**What you will do:**
Each entry below is to be given again word for word, with no pictures.

**Exercise material:**
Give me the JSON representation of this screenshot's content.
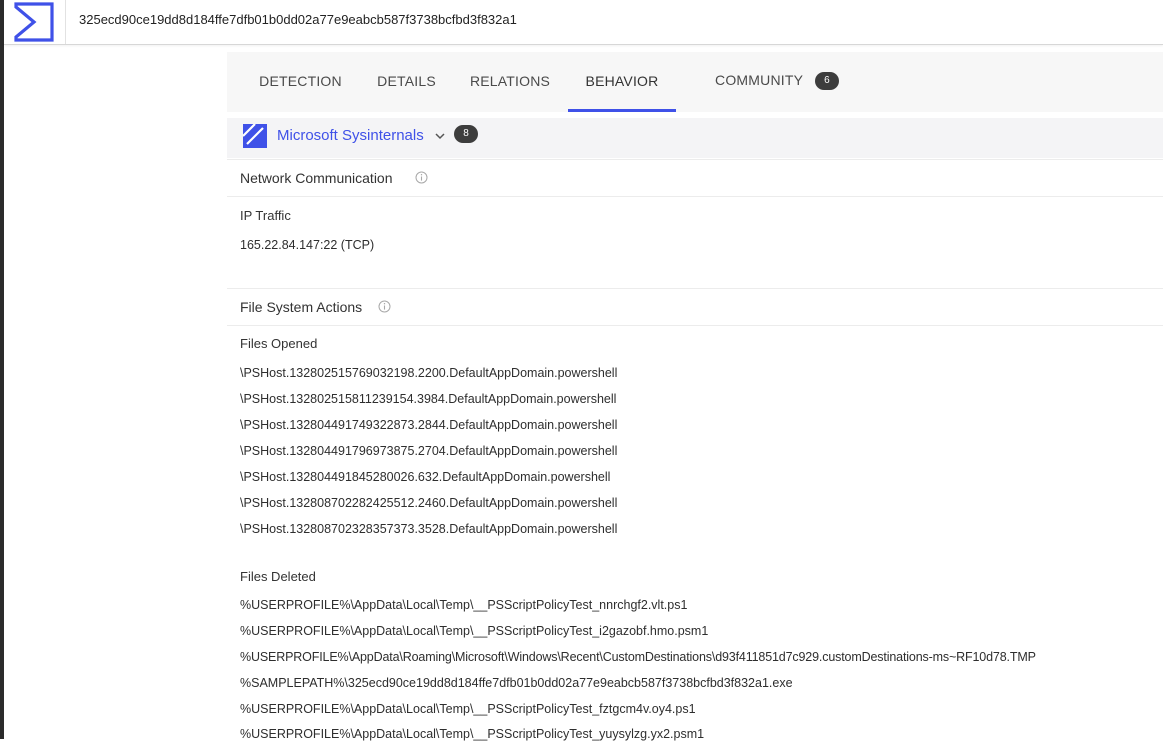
{
  "header": {
    "hash": "325ecd90ce19dd8d184ffe7dfb01b0dd02a77e9eabcb587f3738bcfbd3f832a1"
  },
  "tabs": [
    {
      "label": "DETECTION"
    },
    {
      "label": "DETAILS"
    },
    {
      "label": "RELATIONS"
    },
    {
      "label": "BEHAVIOR",
      "active": true
    },
    {
      "label": "COMMUNITY",
      "badge": "6"
    }
  ],
  "sandbox": {
    "name": "Microsoft Sysinternals",
    "count": "8"
  },
  "network": {
    "title": "Network Communication",
    "ip_traffic_label": "IP Traffic",
    "ip_traffic": [
      "165.22.84.147:22 (TCP)"
    ]
  },
  "filesystem": {
    "title": "File System Actions",
    "opened_label": "Files Opened",
    "opened": [
      "\\PSHost.132802515769032198.2200.DefaultAppDomain.powershell",
      "\\PSHost.132802515811239154.3984.DefaultAppDomain.powershell",
      "\\PSHost.132804491749322873.2844.DefaultAppDomain.powershell",
      "\\PSHost.132804491796973875.2704.DefaultAppDomain.powershell",
      "\\PSHost.132804491845280026.632.DefaultAppDomain.powershell",
      "\\PSHost.132808702282425512.2460.DefaultAppDomain.powershell",
      "\\PSHost.132808702328357373.3528.DefaultAppDomain.powershell"
    ],
    "deleted_label": "Files Deleted",
    "deleted": [
      "%USERPROFILE%\\AppData\\Local\\Temp\\__PSScriptPolicyTest_nnrchgf2.vlt.ps1",
      "%USERPROFILE%\\AppData\\Local\\Temp\\__PSScriptPolicyTest_i2gazobf.hmo.psm1",
      "%USERPROFILE%\\AppData\\Roaming\\Microsoft\\Windows\\Recent\\CustomDestinations\\d93f411851d7c929.customDestinations-ms~RF10d78.TMP",
      "%SAMPLEPATH%\\325ecd90ce19dd8d184ffe7dfb01b0dd02a77e9eabcb587f3738bcfbd3f832a1.exe",
      "%USERPROFILE%\\AppData\\Local\\Temp\\__PSScriptPolicyTest_fztgcm4v.oy4.ps1",
      "%USERPROFILE%\\AppData\\Local\\Temp\\__PSScriptPolicyTest_yuysylzg.yx2.psm1"
    ]
  },
  "colors": {
    "accent": "#3f51e8",
    "badge": "#3d3d3d"
  },
  "icons": {
    "logo": "virustotal-logo-icon",
    "sandbox": "sysinternals-icon",
    "chevron": "chevron-down-icon",
    "info": "info-icon"
  }
}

**Reply:**
Give me the JSON representation of this screenshot's content.
{
  "header": {
    "hash": "325ecd90ce19dd8d184ffe7dfb01b0dd02a77e9eabcb587f3738bcfbd3f832a1"
  },
  "tabs": [
    {
      "label": "DETECTION"
    },
    {
      "label": "DETAILS"
    },
    {
      "label": "RELATIONS"
    },
    {
      "label": "BEHAVIOR",
      "active": true
    },
    {
      "label": "COMMUNITY",
      "badge": "6"
    }
  ],
  "sandbox": {
    "name": "Microsoft Sysinternals",
    "count": "8"
  },
  "network": {
    "title": "Network Communication",
    "ip_traffic_label": "IP Traffic",
    "ip_traffic": [
      "165.22.84.147:22 (TCP)"
    ]
  },
  "filesystem": {
    "title": "File System Actions",
    "opened_label": "Files Opened",
    "opened": [
      "\\PSHost.132802515769032198.2200.DefaultAppDomain.powershell",
      "\\PSHost.132802515811239154.3984.DefaultAppDomain.powershell",
      "\\PSHost.132804491749322873.2844.DefaultAppDomain.powershell",
      "\\PSHost.132804491796973875.2704.DefaultAppDomain.powershell",
      "\\PSHost.132804491845280026.632.DefaultAppDomain.powershell",
      "\\PSHost.132808702282425512.2460.DefaultAppDomain.powershell",
      "\\PSHost.132808702328357373.3528.DefaultAppDomain.powershell"
    ],
    "deleted_label": "Files Deleted",
    "deleted": [
      "%USERPROFILE%\\AppData\\Local\\Temp\\__PSScriptPolicyTest_nnrchgf2.vlt.ps1",
      "%USERPROFILE%\\AppData\\Local\\Temp\\__PSScriptPolicyTest_i2gazobf.hmo.psm1",
      "%USERPROFILE%\\AppData\\Roaming\\Microsoft\\Windows\\Recent\\CustomDestinations\\d93f411851d7c929.customDestinations-ms~RF10d78.TMP",
      "%SAMPLEPATH%\\325ecd90ce19dd8d184ffe7dfb01b0dd02a77e9eabcb587f3738bcfbd3f832a1.exe",
      "%USERPROFILE%\\AppData\\Local\\Temp\\__PSScriptPolicyTest_fztgcm4v.oy4.ps1",
      "%USERPROFILE%\\AppData\\Local\\Temp\\__PSScriptPolicyTest_yuysylzg.yx2.psm1"
    ]
  },
  "colors": {
    "accent": "#3f51e8",
    "badge": "#3d3d3d"
  },
  "icons": {
    "logo": "virustotal-logo-icon",
    "sandbox": "sysinternals-icon",
    "chevron": "chevron-down-icon",
    "info": "info-icon"
  }
}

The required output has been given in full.